Layout element annotations:
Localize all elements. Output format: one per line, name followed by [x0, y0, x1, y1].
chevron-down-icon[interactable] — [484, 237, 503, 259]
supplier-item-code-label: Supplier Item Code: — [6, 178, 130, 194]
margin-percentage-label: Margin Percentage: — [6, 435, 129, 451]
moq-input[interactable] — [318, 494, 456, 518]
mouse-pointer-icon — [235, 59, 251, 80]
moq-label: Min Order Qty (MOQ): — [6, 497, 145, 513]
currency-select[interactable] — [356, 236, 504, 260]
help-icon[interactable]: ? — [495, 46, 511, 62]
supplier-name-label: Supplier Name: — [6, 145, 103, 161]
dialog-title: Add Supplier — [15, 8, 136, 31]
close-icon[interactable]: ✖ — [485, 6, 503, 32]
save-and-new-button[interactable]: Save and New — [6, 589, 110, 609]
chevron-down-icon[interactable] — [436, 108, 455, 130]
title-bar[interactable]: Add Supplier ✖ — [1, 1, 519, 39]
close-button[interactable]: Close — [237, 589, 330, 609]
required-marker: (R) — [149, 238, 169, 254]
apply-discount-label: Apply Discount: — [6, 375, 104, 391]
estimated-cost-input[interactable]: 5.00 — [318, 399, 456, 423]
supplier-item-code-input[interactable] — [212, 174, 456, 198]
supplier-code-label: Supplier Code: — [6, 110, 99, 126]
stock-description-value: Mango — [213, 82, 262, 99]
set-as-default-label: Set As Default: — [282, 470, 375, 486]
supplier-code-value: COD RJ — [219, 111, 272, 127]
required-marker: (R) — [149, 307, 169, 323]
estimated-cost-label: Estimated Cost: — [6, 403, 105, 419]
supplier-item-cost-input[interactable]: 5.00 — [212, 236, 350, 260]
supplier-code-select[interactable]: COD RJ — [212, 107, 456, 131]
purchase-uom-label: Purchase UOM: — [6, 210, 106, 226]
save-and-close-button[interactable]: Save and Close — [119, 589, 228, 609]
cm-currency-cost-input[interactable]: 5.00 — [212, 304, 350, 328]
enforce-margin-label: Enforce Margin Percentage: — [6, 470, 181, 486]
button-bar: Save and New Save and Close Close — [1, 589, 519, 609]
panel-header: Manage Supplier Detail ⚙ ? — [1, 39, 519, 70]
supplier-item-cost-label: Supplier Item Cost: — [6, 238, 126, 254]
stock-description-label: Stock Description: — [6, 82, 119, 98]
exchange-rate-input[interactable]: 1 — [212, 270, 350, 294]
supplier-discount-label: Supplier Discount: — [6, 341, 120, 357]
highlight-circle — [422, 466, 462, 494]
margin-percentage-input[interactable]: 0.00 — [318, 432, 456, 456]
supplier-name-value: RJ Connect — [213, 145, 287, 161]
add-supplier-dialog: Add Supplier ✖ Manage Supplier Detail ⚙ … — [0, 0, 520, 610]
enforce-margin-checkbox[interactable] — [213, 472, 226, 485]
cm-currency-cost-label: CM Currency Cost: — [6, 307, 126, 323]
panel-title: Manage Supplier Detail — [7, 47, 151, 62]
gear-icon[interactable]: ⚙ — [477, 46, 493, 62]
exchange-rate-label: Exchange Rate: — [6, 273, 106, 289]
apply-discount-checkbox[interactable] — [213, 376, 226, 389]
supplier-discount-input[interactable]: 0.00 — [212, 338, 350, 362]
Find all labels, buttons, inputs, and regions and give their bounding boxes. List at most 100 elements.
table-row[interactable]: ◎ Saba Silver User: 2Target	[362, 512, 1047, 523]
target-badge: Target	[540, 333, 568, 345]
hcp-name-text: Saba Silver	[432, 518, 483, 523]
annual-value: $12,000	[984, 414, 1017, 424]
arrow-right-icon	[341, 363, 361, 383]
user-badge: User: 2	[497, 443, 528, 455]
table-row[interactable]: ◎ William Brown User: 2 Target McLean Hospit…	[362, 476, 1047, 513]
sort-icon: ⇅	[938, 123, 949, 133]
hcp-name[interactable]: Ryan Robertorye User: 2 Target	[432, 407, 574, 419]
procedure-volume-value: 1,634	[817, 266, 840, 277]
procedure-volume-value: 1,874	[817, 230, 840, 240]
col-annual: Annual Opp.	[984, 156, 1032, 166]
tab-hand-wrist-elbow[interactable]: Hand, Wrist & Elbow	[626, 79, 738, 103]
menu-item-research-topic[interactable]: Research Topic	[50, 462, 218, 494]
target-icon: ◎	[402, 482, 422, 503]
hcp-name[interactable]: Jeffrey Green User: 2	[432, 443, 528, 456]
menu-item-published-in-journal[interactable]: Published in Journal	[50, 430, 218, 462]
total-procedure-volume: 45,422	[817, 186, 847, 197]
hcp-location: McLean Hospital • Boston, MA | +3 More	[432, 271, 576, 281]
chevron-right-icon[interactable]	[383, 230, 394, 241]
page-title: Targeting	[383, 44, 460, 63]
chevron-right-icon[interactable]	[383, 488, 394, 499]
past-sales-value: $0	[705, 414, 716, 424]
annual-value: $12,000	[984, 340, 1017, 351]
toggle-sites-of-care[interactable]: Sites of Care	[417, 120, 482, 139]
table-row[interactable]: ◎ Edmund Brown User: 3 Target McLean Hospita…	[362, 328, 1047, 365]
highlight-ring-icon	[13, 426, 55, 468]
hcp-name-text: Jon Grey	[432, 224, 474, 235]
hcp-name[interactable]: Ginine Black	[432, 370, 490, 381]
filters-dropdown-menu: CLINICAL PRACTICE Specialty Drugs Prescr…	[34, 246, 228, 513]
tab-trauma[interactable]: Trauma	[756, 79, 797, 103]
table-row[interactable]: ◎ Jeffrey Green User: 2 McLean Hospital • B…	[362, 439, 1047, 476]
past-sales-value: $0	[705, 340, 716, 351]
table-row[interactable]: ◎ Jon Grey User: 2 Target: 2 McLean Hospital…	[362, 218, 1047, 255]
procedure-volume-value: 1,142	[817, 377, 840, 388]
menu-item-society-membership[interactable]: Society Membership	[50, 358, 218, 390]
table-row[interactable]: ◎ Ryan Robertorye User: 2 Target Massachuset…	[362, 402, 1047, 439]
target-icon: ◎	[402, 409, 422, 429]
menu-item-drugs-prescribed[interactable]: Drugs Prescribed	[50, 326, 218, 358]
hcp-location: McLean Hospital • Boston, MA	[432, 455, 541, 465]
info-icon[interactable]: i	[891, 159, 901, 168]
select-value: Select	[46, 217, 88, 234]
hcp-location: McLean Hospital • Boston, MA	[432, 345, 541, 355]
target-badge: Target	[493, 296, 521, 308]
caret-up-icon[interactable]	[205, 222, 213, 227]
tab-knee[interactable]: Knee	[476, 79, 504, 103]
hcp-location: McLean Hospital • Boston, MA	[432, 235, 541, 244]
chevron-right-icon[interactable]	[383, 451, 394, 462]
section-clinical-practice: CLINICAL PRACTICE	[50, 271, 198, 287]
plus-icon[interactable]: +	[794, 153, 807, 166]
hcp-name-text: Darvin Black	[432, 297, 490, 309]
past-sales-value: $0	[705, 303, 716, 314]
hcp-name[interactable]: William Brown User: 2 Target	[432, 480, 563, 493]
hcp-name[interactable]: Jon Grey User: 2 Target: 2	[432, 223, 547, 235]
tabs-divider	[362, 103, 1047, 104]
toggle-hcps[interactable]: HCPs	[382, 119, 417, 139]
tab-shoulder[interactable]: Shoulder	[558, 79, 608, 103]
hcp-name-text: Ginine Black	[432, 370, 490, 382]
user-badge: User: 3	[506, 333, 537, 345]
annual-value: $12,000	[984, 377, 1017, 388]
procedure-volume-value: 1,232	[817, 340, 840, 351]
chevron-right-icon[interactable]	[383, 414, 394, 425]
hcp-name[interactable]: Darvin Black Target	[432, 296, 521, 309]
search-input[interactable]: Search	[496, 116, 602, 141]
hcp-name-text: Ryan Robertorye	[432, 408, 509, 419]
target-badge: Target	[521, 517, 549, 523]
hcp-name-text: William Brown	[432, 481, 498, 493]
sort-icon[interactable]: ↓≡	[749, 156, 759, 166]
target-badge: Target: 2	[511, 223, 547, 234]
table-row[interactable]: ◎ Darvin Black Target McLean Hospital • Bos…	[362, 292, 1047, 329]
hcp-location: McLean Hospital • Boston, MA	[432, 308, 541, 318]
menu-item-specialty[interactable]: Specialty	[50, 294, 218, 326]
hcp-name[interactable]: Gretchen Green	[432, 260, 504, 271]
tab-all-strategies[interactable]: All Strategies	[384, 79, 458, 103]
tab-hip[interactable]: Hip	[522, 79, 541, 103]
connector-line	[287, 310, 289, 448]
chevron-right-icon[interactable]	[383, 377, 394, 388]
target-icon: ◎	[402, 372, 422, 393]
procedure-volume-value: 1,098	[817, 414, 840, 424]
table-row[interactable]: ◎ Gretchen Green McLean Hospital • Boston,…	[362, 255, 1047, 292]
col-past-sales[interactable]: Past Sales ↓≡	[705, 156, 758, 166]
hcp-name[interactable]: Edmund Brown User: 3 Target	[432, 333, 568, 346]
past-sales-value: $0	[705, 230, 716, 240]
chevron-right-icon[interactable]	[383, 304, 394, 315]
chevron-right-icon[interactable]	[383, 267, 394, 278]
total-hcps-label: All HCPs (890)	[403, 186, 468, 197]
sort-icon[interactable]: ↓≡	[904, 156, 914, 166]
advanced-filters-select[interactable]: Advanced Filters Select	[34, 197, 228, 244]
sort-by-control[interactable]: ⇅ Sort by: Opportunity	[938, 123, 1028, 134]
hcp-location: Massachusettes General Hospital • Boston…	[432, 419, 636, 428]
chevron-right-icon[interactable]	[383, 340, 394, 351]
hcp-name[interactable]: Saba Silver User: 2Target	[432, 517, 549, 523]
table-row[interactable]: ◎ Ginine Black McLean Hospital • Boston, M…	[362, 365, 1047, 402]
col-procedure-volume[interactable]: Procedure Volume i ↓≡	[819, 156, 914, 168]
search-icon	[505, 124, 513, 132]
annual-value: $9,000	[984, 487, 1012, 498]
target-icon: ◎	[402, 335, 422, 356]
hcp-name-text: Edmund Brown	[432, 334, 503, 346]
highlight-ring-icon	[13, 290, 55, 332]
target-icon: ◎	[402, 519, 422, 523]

- _What needs to be done_: Copy the stretch of the records from the start through the line that contains "margin-percentage-label: Margin Percentage: —", with every character unchanged.

- _Response to the task_:
Localize all elements. Output format: one per line, name followed by [x0, y0, x1, y1].
chevron-down-icon[interactable] — [484, 237, 503, 259]
supplier-item-code-label: Supplier Item Code: — [6, 178, 130, 194]
margin-percentage-label: Margin Percentage: — [6, 435, 129, 451]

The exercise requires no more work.